Given problem:
Without including any pictures, write out the listing below exactly.

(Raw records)
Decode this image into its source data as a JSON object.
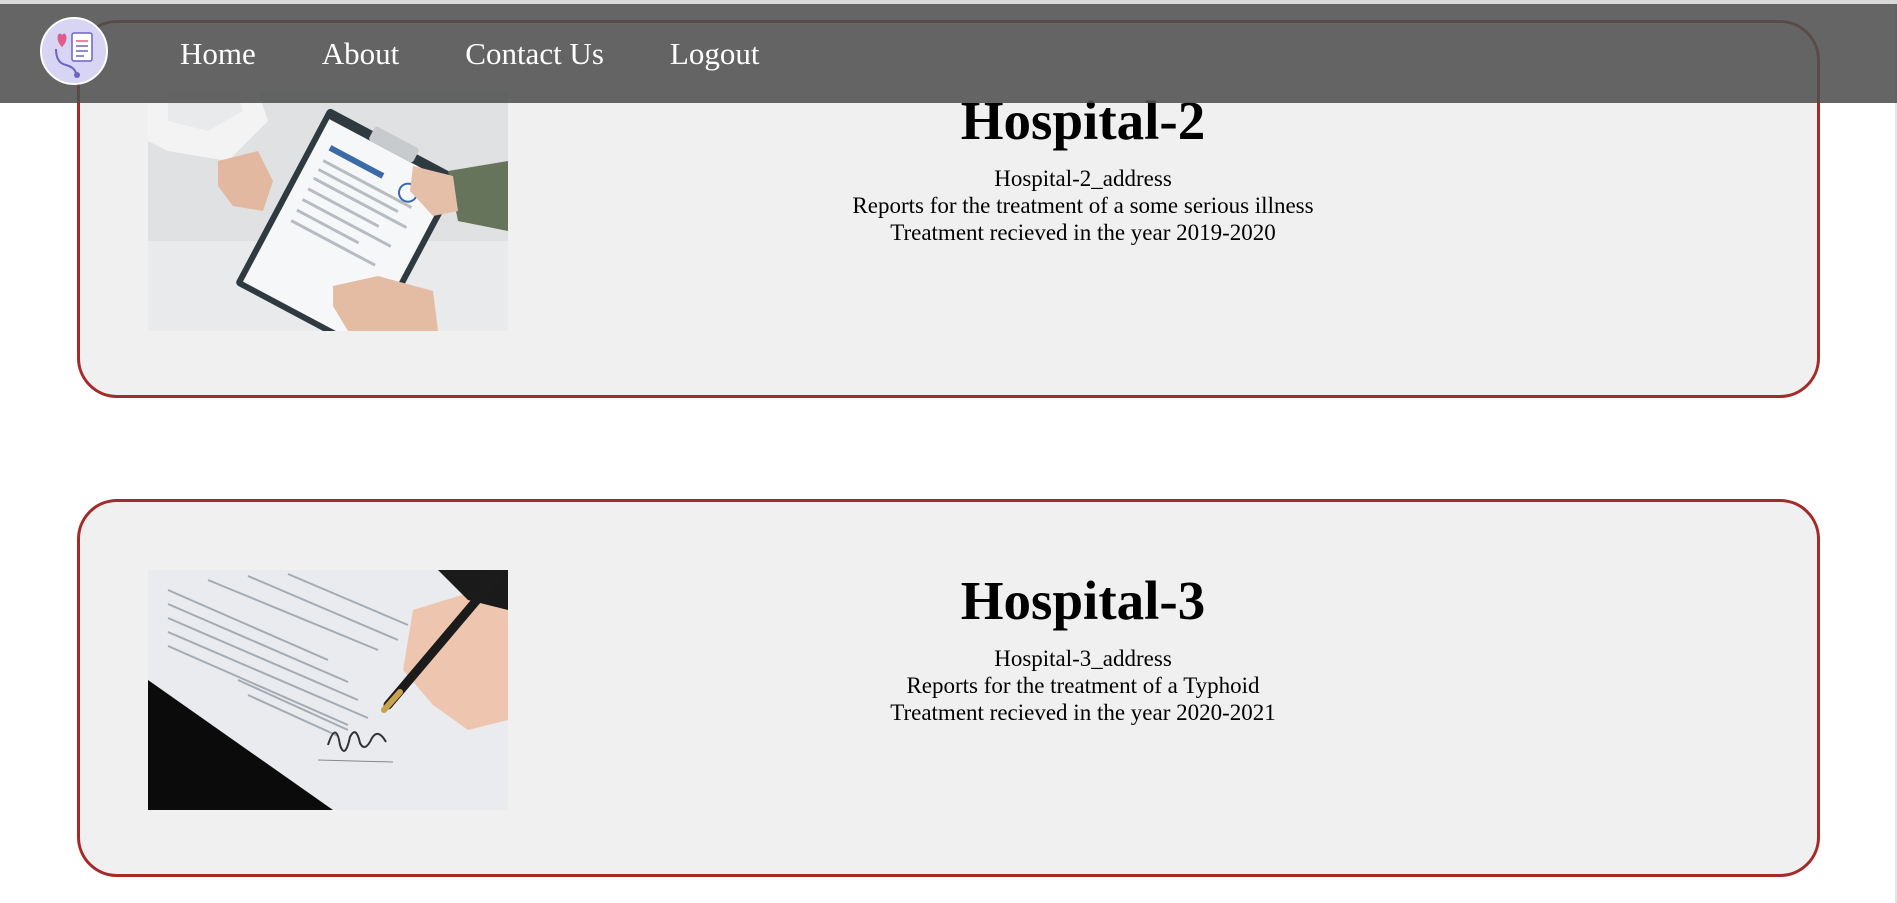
{
  "nav": {
    "logo_icon": "medical-report-stethoscope-icon",
    "items": [
      {
        "label": "Home"
      },
      {
        "label": "About"
      },
      {
        "label": "Contact Us"
      },
      {
        "label": "Logout"
      }
    ]
  },
  "records": [
    {
      "title": "Hospital-2",
      "address": "Hospital-2_address",
      "report": "Reports for the treatment of a some serious illness",
      "year": "Treatment recieved in the year 2019-2020",
      "image_icon": "clipboard-handover-photo"
    },
    {
      "title": "Hospital-3",
      "address": "Hospital-3_address",
      "report": "Reports for the treatment of a Typhoid",
      "year": "Treatment recieved in the year 2020-2021",
      "image_icon": "document-signing-photo"
    }
  ],
  "colors": {
    "card_border": "#a52a2a",
    "card_background": "#f1f0f0",
    "navbar_background": "#505050"
  }
}
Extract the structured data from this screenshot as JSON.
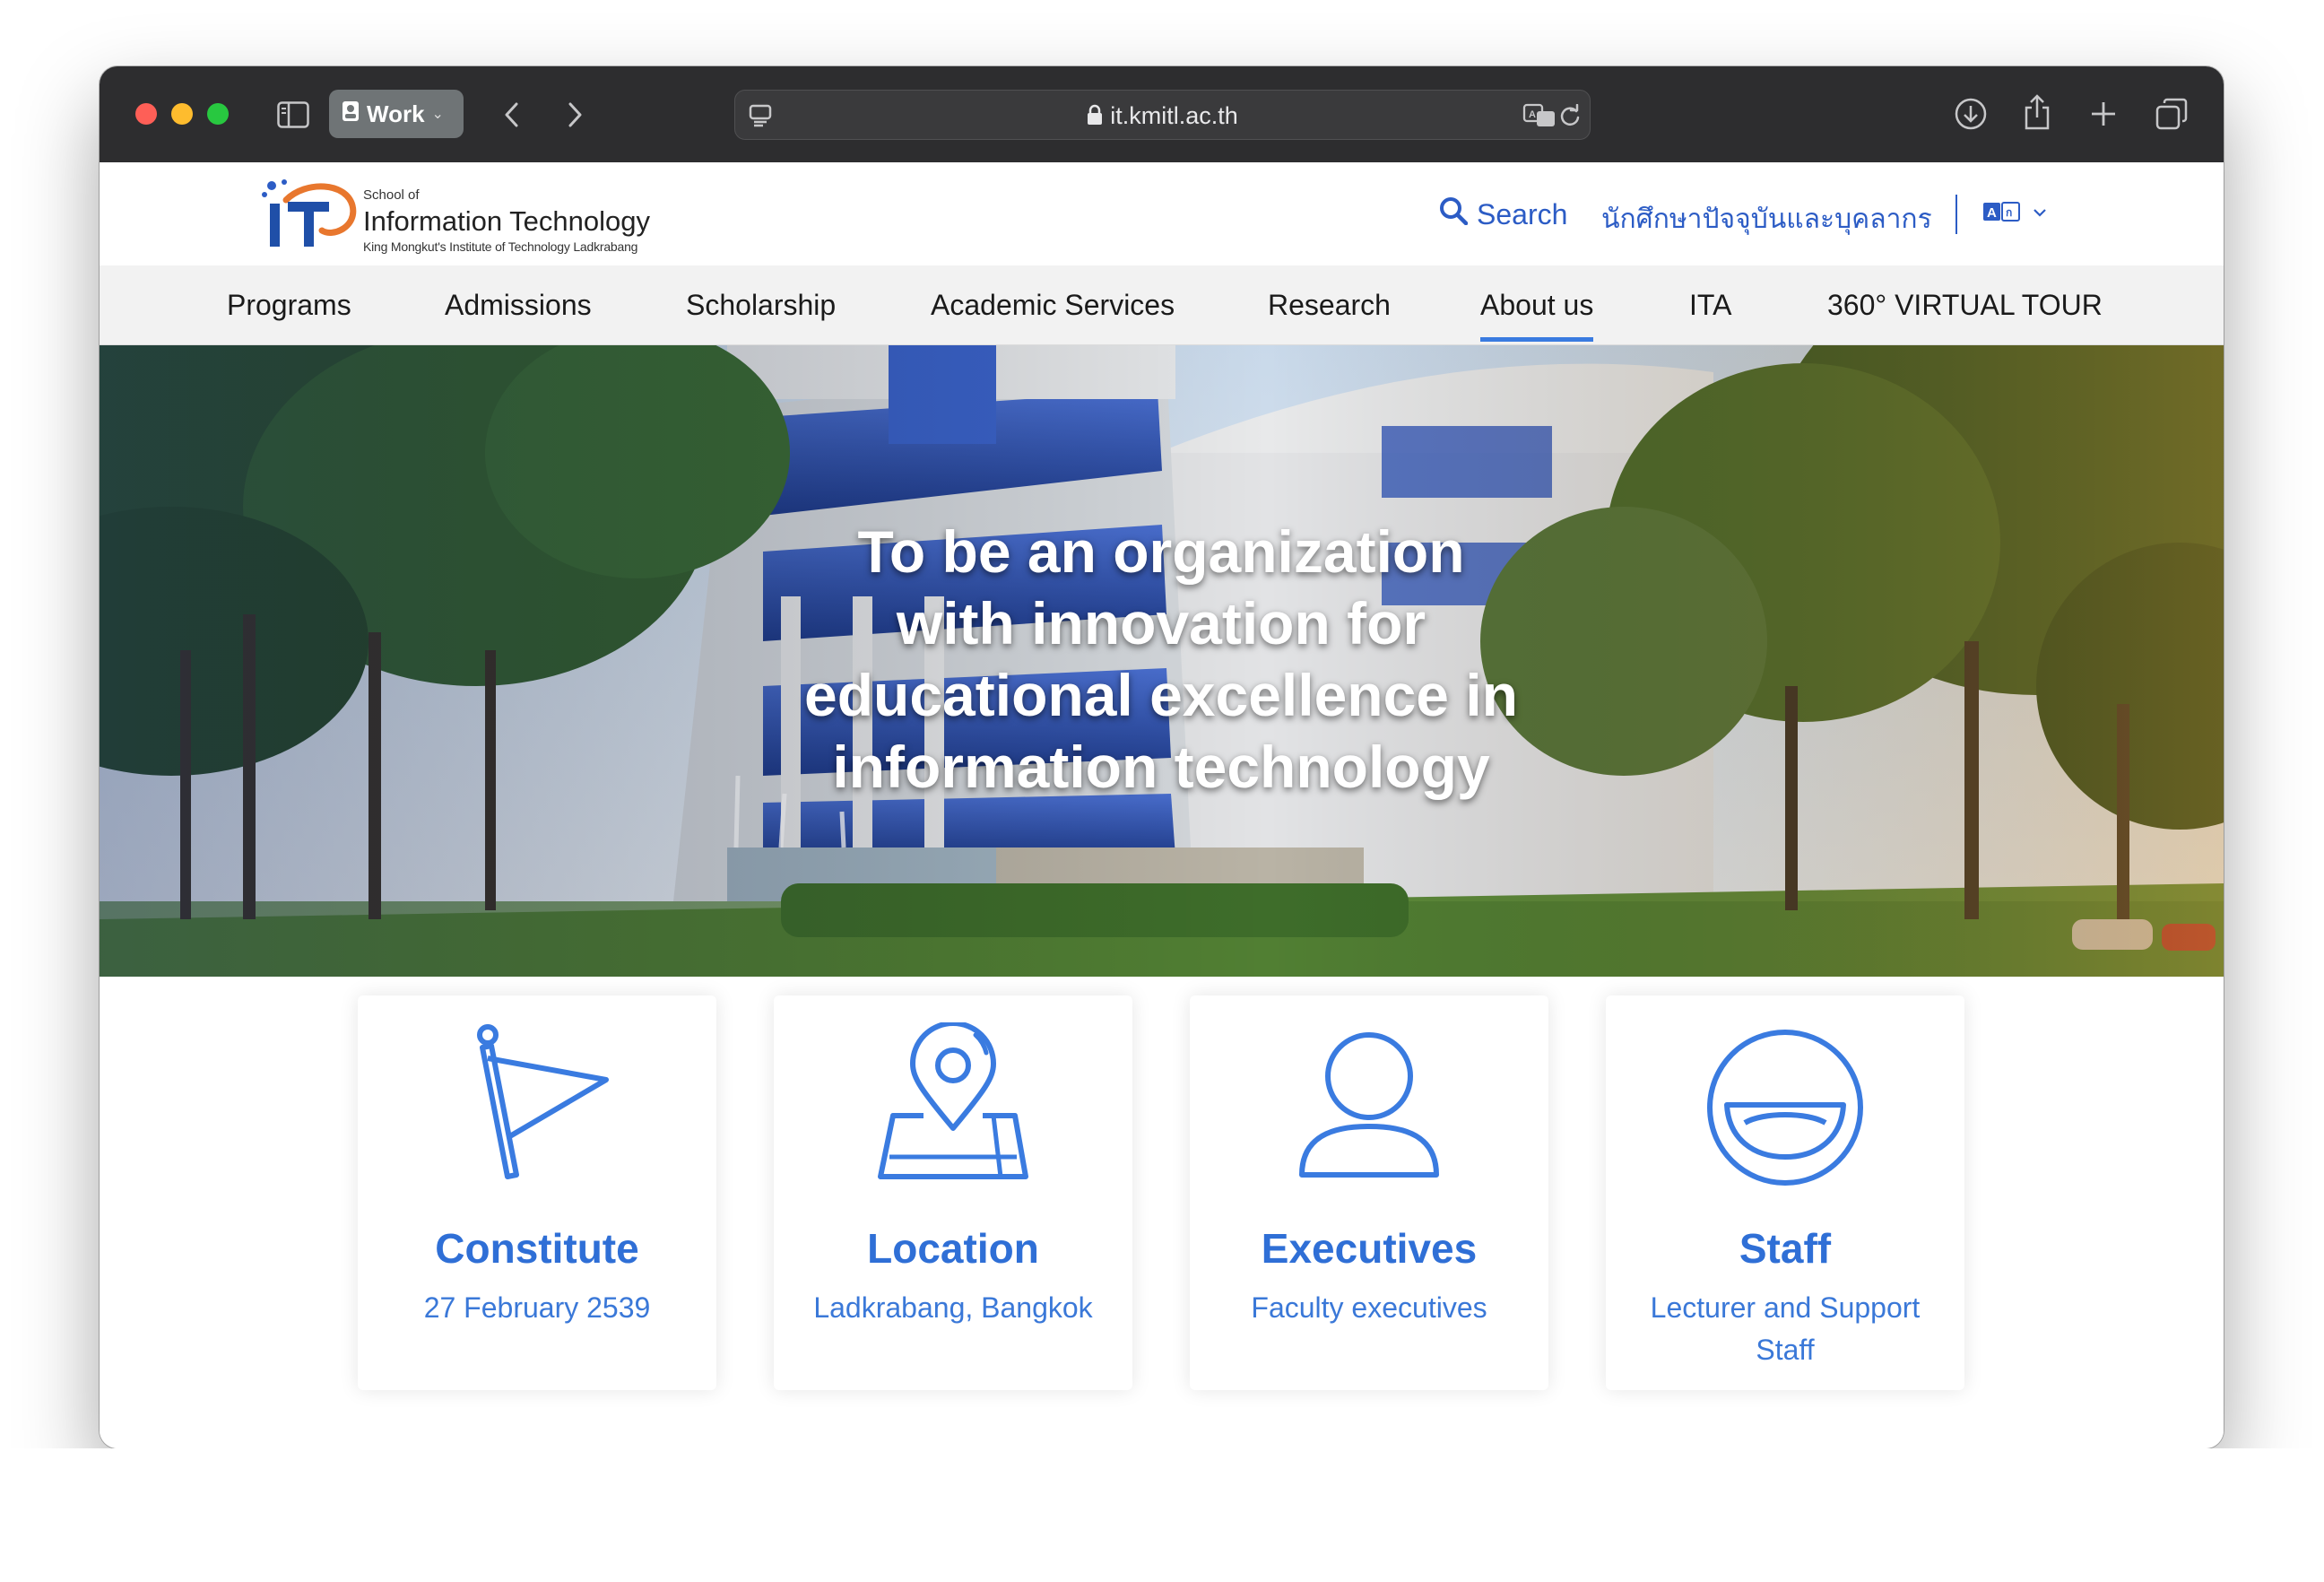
{
  "browser": {
    "profile_label": "Work",
    "url": "it.kmitl.ac.th"
  },
  "site": {
    "logo": {
      "small": "School of",
      "big": "Information Technology",
      "sub": "King Mongkut's Institute of Technology Ladkrabang"
    },
    "search_label": "Search",
    "thai_link": "นักศึกษาปัจจุบันและบุคลากร",
    "nav": [
      {
        "label": "Programs"
      },
      {
        "label": "Admissions"
      },
      {
        "label": "Scholarship"
      },
      {
        "label": "Academic Services"
      },
      {
        "label": "Research"
      },
      {
        "label": "About us"
      },
      {
        "label": "ITA"
      },
      {
        "label": "360° VIRTUAL TOUR"
      }
    ],
    "active_nav": "About us",
    "hero_text": "To be an organization with innovation for educational excellence in information technology",
    "cards": [
      {
        "title": "Constitute",
        "subtitle": "27 February 2539",
        "icon": "flag-icon"
      },
      {
        "title": "Location",
        "subtitle": "Ladkrabang, Bangkok",
        "icon": "map-pin-icon"
      },
      {
        "title": "Executives",
        "subtitle": "Faculty executives",
        "icon": "person-icon"
      },
      {
        "title": "Staff",
        "subtitle": "Lecturer and Support Staff",
        "icon": "smile-icon"
      }
    ]
  },
  "colors": {
    "accent": "#2f6fd6",
    "nav_underline": "#3a7be0",
    "toolbar": "#2d2d2f"
  }
}
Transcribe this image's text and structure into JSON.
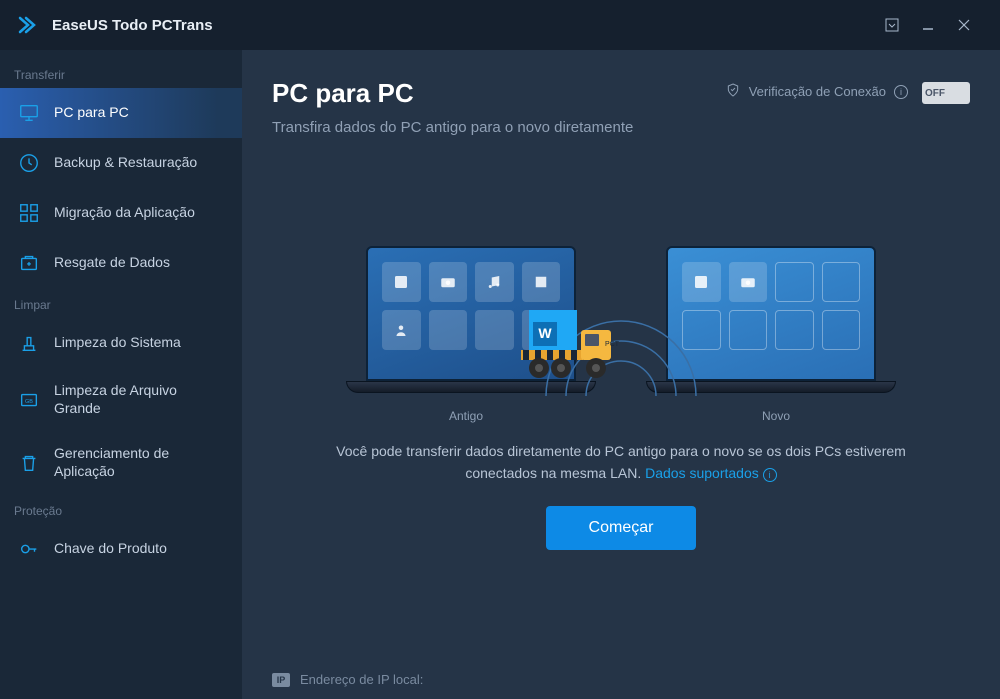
{
  "titlebar": {
    "app_name": "EaseUS Todo PCTrans"
  },
  "sidebar": {
    "sections": {
      "transfer_label": "Transferir",
      "clean_label": "Limpar",
      "protect_label": "Proteção"
    },
    "items": [
      {
        "label": "PC para PC"
      },
      {
        "label": "Backup & Restauração"
      },
      {
        "label": "Migração da Aplicação"
      },
      {
        "label": "Resgate de Dados"
      },
      {
        "label": "Limpeza do Sistema"
      },
      {
        "label": "Limpeza de Arquivo Grande"
      },
      {
        "label": "Gerenciamento de Aplicação"
      },
      {
        "label": "Chave do Produto"
      }
    ]
  },
  "main": {
    "title": "PC para PC",
    "subtitle": "Transfira dados do PC antigo para o novo diretamente",
    "verify_label": "Verificação de Conexão",
    "toggle_state": "OFF",
    "old_label": "Antigo",
    "new_label": "Novo",
    "truck_label": "PCT",
    "desc_1": "Você pode transferir dados diretamente do PC antigo para o novo se os dois PCs estiverem conectados na mesma LAN. ",
    "desc_link": "Dados suportados",
    "start_label": "Começar",
    "ip_badge": "IP",
    "ip_label": "Endereço de IP local:"
  }
}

Completed task:
Decode this image into its source data as a JSON object.
{
  "nav": {
    "logo_icon": "medical-report-stethoscope-icon",
    "items": [
      {
        "label": "Home"
      },
      {
        "label": "About"
      },
      {
        "label": "Contact Us"
      },
      {
        "label": "Logout"
      }
    ]
  },
  "records": [
    {
      "title": "Hospital-2",
      "address": "Hospital-2_address",
      "report": "Reports for the treatment of a some serious illness",
      "year": "Treatment recieved in the year 2019-2020",
      "image_icon": "clipboard-handover-photo"
    },
    {
      "title": "Hospital-3",
      "address": "Hospital-3_address",
      "report": "Reports for the treatment of a Typhoid",
      "year": "Treatment recieved in the year 2020-2021",
      "image_icon": "document-signing-photo"
    }
  ],
  "colors": {
    "card_border": "#a52a2a",
    "card_background": "#f1f0f0",
    "navbar_background": "#505050"
  }
}
Extract the structured data from this screenshot as JSON.
{
  "browser": {
    "profile_label": "Work",
    "url": "it.kmitl.ac.th"
  },
  "site": {
    "logo": {
      "small": "School of",
      "big": "Information Technology",
      "sub": "King Mongkut's Institute of Technology Ladkrabang"
    },
    "search_label": "Search",
    "thai_link": "นักศึกษาปัจจุบันและบุคลากร",
    "nav": [
      {
        "label": "Programs"
      },
      {
        "label": "Admissions"
      },
      {
        "label": "Scholarship"
      },
      {
        "label": "Academic Services"
      },
      {
        "label": "Research"
      },
      {
        "label": "About us"
      },
      {
        "label": "ITA"
      },
      {
        "label": "360° VIRTUAL TOUR"
      }
    ],
    "active_nav": "About us",
    "hero_text": "To be an organization with innovation for educational excellence in information technology",
    "cards": [
      {
        "title": "Constitute",
        "subtitle": "27 February 2539",
        "icon": "flag-icon"
      },
      {
        "title": "Location",
        "subtitle": "Ladkrabang, Bangkok",
        "icon": "map-pin-icon"
      },
      {
        "title": "Executives",
        "subtitle": "Faculty executives",
        "icon": "person-icon"
      },
      {
        "title": "Staff",
        "subtitle": "Lecturer and Support Staff",
        "icon": "smile-icon"
      }
    ]
  },
  "colors": {
    "accent": "#2f6fd6",
    "nav_underline": "#3a7be0",
    "toolbar": "#2d2d2f"
  }
}
Transcribe this image's text and structure into JSON.
{
  "titlebar": {
    "app_name": "EaseUS Todo PCTrans"
  },
  "sidebar": {
    "sections": {
      "transfer_label": "Transferir",
      "clean_label": "Limpar",
      "protect_label": "Proteção"
    },
    "items": [
      {
        "label": "PC para PC"
      },
      {
        "label": "Backup & Restauração"
      },
      {
        "label": "Migração da Aplicação"
      },
      {
        "label": "Resgate de Dados"
      },
      {
        "label": "Limpeza do Sistema"
      },
      {
        "label": "Limpeza de Arquivo Grande"
      },
      {
        "label": "Gerenciamento de Aplicação"
      },
      {
        "label": "Chave do Produto"
      }
    ]
  },
  "main": {
    "title": "PC para PC",
    "subtitle": "Transfira dados do PC antigo para o novo diretamente",
    "verify_label": "Verificação de Conexão",
    "toggle_state": "OFF",
    "old_label": "Antigo",
    "new_label": "Novo",
    "truck_label": "PCT",
    "desc_1": "Você pode transferir dados diretamente do PC antigo para o novo se os dois PCs estiverem conectados na mesma LAN. ",
    "desc_link": "Dados suportados",
    "start_label": "Começar",
    "ip_badge": "IP",
    "ip_label": "Endereço de IP local:"
  }
}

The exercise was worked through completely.